WHAT YOU SHOULD DO:
Please find all lines in the data that hold the string "this" and copy them.

Stored data:

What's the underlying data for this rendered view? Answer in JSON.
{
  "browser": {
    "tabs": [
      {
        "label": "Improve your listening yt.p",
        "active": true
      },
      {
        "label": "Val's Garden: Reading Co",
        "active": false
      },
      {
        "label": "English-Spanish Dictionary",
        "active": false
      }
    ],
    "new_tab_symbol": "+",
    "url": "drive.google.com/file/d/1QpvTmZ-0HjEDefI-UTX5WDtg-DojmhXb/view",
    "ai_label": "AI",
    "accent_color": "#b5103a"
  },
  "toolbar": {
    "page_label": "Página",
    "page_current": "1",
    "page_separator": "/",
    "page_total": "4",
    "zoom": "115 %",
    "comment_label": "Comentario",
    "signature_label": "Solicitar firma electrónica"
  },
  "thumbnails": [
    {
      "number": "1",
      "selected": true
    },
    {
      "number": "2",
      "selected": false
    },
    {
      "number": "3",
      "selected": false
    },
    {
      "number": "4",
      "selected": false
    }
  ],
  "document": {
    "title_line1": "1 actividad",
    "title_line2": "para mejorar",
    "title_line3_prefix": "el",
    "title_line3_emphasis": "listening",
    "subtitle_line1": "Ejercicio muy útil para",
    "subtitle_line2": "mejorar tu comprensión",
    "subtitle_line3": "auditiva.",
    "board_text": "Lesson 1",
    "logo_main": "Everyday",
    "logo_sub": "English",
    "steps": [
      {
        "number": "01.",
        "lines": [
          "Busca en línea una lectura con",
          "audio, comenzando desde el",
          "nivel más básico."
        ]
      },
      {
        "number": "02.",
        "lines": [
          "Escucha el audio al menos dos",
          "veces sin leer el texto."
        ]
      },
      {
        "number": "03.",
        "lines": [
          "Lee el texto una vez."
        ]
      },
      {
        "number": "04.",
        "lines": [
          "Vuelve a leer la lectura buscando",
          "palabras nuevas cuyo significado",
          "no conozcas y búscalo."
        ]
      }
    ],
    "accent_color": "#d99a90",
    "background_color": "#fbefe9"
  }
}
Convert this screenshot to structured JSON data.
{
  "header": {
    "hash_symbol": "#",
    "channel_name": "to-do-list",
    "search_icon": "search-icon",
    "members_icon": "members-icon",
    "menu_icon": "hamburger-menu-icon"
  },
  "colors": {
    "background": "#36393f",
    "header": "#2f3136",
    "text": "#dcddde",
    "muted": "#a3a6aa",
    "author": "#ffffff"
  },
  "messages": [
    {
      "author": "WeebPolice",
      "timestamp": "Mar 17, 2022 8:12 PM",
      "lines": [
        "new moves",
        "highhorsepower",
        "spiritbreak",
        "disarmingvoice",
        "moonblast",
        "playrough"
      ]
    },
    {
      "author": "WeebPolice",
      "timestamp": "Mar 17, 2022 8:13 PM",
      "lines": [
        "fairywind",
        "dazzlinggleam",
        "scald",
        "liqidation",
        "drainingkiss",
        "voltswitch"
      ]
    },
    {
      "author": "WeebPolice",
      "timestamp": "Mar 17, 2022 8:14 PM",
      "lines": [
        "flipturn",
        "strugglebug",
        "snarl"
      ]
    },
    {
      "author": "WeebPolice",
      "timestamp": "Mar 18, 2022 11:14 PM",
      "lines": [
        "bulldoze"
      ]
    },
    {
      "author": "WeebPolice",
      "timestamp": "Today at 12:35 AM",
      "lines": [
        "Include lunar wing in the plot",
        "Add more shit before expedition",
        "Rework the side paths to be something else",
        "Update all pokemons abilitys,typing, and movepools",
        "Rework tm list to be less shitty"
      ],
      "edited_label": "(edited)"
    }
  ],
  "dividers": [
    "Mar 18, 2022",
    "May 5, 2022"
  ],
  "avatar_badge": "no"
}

EXERCISE SOLUTION:
What's the underlying data for this rendered view? Answer in JSON.
Convert this screenshot to structured JSON data.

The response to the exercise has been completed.